### What you need to do
Copy the records below exactly as they appear.

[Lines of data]
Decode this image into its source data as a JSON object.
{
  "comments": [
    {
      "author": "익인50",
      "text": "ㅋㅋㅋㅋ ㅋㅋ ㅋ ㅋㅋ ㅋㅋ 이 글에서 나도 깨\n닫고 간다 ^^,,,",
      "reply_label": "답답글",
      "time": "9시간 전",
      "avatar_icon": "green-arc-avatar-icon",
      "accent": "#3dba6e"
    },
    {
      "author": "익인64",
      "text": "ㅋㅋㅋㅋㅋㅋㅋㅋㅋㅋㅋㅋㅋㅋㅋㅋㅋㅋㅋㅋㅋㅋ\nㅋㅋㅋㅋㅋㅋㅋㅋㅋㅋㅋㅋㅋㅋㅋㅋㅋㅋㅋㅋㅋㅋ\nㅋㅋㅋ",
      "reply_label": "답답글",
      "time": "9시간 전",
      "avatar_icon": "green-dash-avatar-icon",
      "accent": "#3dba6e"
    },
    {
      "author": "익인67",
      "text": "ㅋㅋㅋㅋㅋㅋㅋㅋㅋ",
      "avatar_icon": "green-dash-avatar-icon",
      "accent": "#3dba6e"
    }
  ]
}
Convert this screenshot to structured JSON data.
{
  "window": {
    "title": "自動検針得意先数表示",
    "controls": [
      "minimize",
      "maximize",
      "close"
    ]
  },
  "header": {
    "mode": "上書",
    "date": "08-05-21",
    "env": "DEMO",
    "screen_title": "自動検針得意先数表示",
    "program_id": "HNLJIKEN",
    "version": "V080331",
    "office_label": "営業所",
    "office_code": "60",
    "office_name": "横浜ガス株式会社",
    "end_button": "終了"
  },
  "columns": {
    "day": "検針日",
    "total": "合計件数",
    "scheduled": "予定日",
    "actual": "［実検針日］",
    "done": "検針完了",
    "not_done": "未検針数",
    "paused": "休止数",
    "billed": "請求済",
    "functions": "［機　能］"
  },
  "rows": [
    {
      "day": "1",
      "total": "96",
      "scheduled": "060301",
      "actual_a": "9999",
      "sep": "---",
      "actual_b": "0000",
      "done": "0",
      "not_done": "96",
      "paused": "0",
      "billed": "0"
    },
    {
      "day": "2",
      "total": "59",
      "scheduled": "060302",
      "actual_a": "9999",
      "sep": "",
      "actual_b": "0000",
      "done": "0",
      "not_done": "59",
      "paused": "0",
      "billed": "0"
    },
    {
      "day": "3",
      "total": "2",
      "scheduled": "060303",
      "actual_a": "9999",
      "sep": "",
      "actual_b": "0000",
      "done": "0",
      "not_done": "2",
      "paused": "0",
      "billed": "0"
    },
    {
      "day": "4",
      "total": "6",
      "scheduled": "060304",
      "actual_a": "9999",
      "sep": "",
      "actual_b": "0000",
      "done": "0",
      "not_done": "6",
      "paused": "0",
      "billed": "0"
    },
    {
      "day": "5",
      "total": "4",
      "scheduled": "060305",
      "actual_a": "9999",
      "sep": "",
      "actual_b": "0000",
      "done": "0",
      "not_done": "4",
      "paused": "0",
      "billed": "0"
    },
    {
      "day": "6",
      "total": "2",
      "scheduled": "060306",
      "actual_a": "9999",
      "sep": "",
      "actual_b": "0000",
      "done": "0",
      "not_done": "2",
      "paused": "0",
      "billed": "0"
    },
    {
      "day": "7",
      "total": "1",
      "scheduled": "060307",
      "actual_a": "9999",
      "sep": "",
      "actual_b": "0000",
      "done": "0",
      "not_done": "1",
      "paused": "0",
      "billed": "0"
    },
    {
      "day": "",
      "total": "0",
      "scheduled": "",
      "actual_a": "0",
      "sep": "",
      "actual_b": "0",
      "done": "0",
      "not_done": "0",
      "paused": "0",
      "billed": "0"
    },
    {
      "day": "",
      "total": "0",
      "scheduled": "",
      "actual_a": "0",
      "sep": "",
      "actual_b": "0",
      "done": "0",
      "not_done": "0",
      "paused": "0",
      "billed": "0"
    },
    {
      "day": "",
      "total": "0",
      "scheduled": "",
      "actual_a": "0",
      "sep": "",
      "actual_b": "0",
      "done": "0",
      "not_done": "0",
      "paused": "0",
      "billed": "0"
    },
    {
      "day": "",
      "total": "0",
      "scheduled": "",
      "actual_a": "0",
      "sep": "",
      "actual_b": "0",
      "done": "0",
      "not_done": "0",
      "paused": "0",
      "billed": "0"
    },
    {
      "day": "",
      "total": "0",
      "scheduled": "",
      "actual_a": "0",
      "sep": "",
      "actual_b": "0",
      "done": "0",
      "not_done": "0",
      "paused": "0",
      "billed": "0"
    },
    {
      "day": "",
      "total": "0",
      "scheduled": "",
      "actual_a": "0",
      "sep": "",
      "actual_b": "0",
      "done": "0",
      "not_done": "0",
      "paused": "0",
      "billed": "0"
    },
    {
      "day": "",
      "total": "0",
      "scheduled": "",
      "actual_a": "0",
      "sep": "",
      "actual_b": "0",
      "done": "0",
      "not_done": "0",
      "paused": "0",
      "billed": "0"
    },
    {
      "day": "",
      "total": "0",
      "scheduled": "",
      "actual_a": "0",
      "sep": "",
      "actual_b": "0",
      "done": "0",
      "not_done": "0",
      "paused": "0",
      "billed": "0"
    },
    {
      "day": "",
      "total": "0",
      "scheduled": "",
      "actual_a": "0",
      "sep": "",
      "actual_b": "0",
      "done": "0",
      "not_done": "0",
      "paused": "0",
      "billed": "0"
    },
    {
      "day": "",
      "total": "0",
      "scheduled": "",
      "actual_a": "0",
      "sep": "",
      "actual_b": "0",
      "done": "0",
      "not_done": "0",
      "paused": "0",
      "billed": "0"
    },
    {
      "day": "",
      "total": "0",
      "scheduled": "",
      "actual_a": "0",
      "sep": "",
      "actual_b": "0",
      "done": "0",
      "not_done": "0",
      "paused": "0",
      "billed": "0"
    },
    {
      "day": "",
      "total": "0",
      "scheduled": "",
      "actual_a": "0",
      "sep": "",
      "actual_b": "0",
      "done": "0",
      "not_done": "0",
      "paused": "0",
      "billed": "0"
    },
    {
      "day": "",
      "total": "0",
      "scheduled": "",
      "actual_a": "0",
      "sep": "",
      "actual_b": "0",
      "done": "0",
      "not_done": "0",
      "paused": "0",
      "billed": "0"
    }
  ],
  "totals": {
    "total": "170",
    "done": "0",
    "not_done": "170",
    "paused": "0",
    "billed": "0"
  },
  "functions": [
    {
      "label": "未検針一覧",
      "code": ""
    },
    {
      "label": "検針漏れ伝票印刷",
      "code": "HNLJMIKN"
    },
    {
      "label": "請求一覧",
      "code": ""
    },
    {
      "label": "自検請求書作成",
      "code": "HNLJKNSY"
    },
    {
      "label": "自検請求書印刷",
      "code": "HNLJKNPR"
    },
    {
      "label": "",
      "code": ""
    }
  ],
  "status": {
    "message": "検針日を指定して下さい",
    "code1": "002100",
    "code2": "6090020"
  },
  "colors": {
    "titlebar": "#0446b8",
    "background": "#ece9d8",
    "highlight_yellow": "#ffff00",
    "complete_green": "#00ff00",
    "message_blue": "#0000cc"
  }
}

### Response for this exercise
Decode this image into its source data as a JSON object.
{
  "comments": [
    {
      "author": "익인50",
      "text": "ㅋㅋㅋㅋ ㅋㅋ ㅋ ㅋㅋ ㅋㅋ 이 글에서 나도 깨\n닫고 간다 ^^,,,",
      "reply_label": "답답글",
      "time": "9시간 전",
      "avatar_icon": "green-arc-avatar-icon",
      "accent": "#3dba6e"
    },
    {
      "author": "익인64",
      "text": "ㅋㅋㅋㅋㅋㅋㅋㅋㅋㅋㅋㅋㅋㅋㅋㅋㅋㅋㅋㅋㅋㅋ\nㅋㅋㅋㅋㅋㅋㅋㅋㅋㅋㅋㅋㅋㅋㅋㅋㅋㅋㅋㅋㅋㅋ\nㅋㅋㅋ",
      "reply_label": "답답글",
      "time": "9시간 전",
      "avatar_icon": "green-dash-avatar-icon",
      "accent": "#3dba6e"
    },
    {
      "author": "익인67",
      "text": "ㅋㅋㅋㅋㅋㅋㅋㅋㅋ",
      "avatar_icon": "green-dash-avatar-icon",
      "accent": "#3dba6e"
    }
  ]
}
Convert this screenshot to structured JSON data.
{
  "window": {
    "title": "自動検針得意先数表示",
    "controls": [
      "minimize",
      "maximize",
      "close"
    ]
  },
  "header": {
    "mode": "上書",
    "date": "08-05-21",
    "env": "DEMO",
    "screen_title": "自動検針得意先数表示",
    "program_id": "HNLJIKEN",
    "version": "V080331",
    "office_label": "営業所",
    "office_code": "60",
    "office_name": "横浜ガス株式会社",
    "end_button": "終了"
  },
  "columns": {
    "day": "検針日",
    "total": "合計件数",
    "scheduled": "予定日",
    "actual": "［実検針日］",
    "done": "検針完了",
    "not_done": "未検針数",
    "paused": "休止数",
    "billed": "請求済",
    "functions": "［機　能］"
  },
  "rows": [
    {
      "day": "1",
      "total": "96",
      "scheduled": "060301",
      "actual_a": "9999",
      "sep": "---",
      "actual_b": "0000",
      "done": "0",
      "not_done": "96",
      "paused": "0",
      "billed": "0"
    },
    {
      "day": "2",
      "total": "59",
      "scheduled": "060302",
      "actual_a": "9999",
      "sep": "",
      "actual_b": "0000",
      "done": "0",
      "not_done": "59",
      "paused": "0",
      "billed": "0"
    },
    {
      "day": "3",
      "total": "2",
      "scheduled": "060303",
      "actual_a": "9999",
      "sep": "",
      "actual_b": "0000",
      "done": "0",
      "not_done": "2",
      "paused": "0",
      "billed": "0"
    },
    {
      "day": "4",
      "total": "6",
      "scheduled": "060304",
      "actual_a": "9999",
      "sep": "",
      "actual_b": "0000",
      "done": "0",
      "not_done": "6",
      "paused": "0",
      "billed": "0"
    },
    {
      "day": "5",
      "total": "4",
      "scheduled": "060305",
      "actual_a": "9999",
      "sep": "",
      "actual_b": "0000",
      "done": "0",
      "not_done": "4",
      "paused": "0",
      "billed": "0"
    },
    {
      "day": "6",
      "total": "2",
      "scheduled": "060306",
      "actual_a": "9999",
      "sep": "",
      "actual_b": "0000",
      "done": "0",
      "not_done": "2",
      "paused": "0",
      "billed": "0"
    },
    {
      "day": "7",
      "total": "1",
      "scheduled": "060307",
      "actual_a": "9999",
      "sep": "",
      "actual_b": "0000",
      "done": "0",
      "not_done": "1",
      "paused": "0",
      "billed": "0"
    },
    {
      "day": "",
      "total": "0",
      "scheduled": "",
      "actual_a": "0",
      "sep": "",
      "actual_b": "0",
      "done": "0",
      "not_done": "0",
      "paused": "0",
      "billed": "0"
    },
    {
      "day": "",
      "total": "0",
      "scheduled": "",
      "actual_a": "0",
      "sep": "",
      "actual_b": "0",
      "done": "0",
      "not_done": "0",
      "paused": "0",
      "billed": "0"
    },
    {
      "day": "",
      "total": "0",
      "scheduled": "",
      "actual_a": "0",
      "sep": "",
      "actual_b": "0",
      "done": "0",
      "not_done": "0",
      "paused": "0",
      "billed": "0"
    },
    {
      "day": "",
      "total": "0",
      "scheduled": "",
      "actual_a": "0",
      "sep": "",
      "actual_b": "0",
      "done": "0",
      "not_done": "0",
      "paused": "0",
      "billed": "0"
    },
    {
      "day": "",
      "total": "0",
      "scheduled": "",
      "actual_a": "0",
      "sep": "",
      "actual_b": "0",
      "done": "0",
      "not_done": "0",
      "paused": "0",
      "billed": "0"
    },
    {
      "day": "",
      "total": "0",
      "scheduled": "",
      "actual_a": "0",
      "sep": "",
      "actual_b": "0",
      "done": "0",
      "not_done": "0",
      "paused": "0",
      "billed": "0"
    },
    {
      "day": "",
      "total": "0",
      "scheduled": "",
      "actual_a": "0",
      "sep": "",
      "actual_b": "0",
      "done": "0",
      "not_done": "0",
      "paused": "0",
      "billed": "0"
    },
    {
      "day": "",
      "total": "0",
      "scheduled": "",
      "actual_a": "0",
      "sep": "",
      "actual_b": "0",
      "done": "0",
      "not_done": "0",
      "paused": "0",
      "billed": "0"
    },
    {
      "day": "",
      "total": "0",
      "scheduled": "",
      "actual_a": "0",
      "sep": "",
      "actual_b": "0",
      "done": "0",
      "not_done": "0",
      "paused": "0",
      "billed": "0"
    },
    {
      "day": "",
      "total": "0",
      "scheduled": "",
      "actual_a": "0",
      "sep": "",
      "actual_b": "0",
      "done": "0",
      "not_done": "0",
      "paused": "0",
      "billed": "0"
    },
    {
      "day": "",
      "total": "0",
      "scheduled": "",
      "actual_a": "0",
      "sep": "",
      "actual_b": "0",
      "done": "0",
      "not_done": "0",
      "paused": "0",
      "billed": "0"
    },
    {
      "day": "",
      "total": "0",
      "scheduled": "",
      "actual_a": "0",
      "sep": "",
      "actual_b": "0",
      "done": "0",
      "not_done": "0",
      "paused": "0",
      "billed": "0"
    },
    {
      "day": "",
      "total": "0",
      "scheduled": "",
      "actual_a": "0",
      "sep": "",
      "actual_b": "0",
      "done": "0",
      "not_done": "0",
      "paused": "0",
      "billed": "0"
    }
  ],
  "totals": {
    "total": "170",
    "done": "0",
    "not_done": "170",
    "paused": "0",
    "billed": "0"
  },
  "functions": [
    {
      "label": "未検針一覧",
      "code": ""
    },
    {
      "label": "検針漏れ伝票印刷",
      "code": "HNLJMIKN"
    },
    {
      "label": "請求一覧",
      "code": ""
    },
    {
      "label": "自検請求書作成",
      "code": "HNLJKNSY"
    },
    {
      "label": "自検請求書印刷",
      "code": "HNLJKNPR"
    },
    {
      "label": "",
      "code": ""
    }
  ],
  "status": {
    "message": "検針日を指定して下さい",
    "code1": "002100",
    "code2": "6090020"
  },
  "colors": {
    "titlebar": "#0446b8",
    "background": "#ece9d8",
    "highlight_yellow": "#ffff00",
    "complete_green": "#00ff00",
    "message_blue": "#0000cc"
  }
}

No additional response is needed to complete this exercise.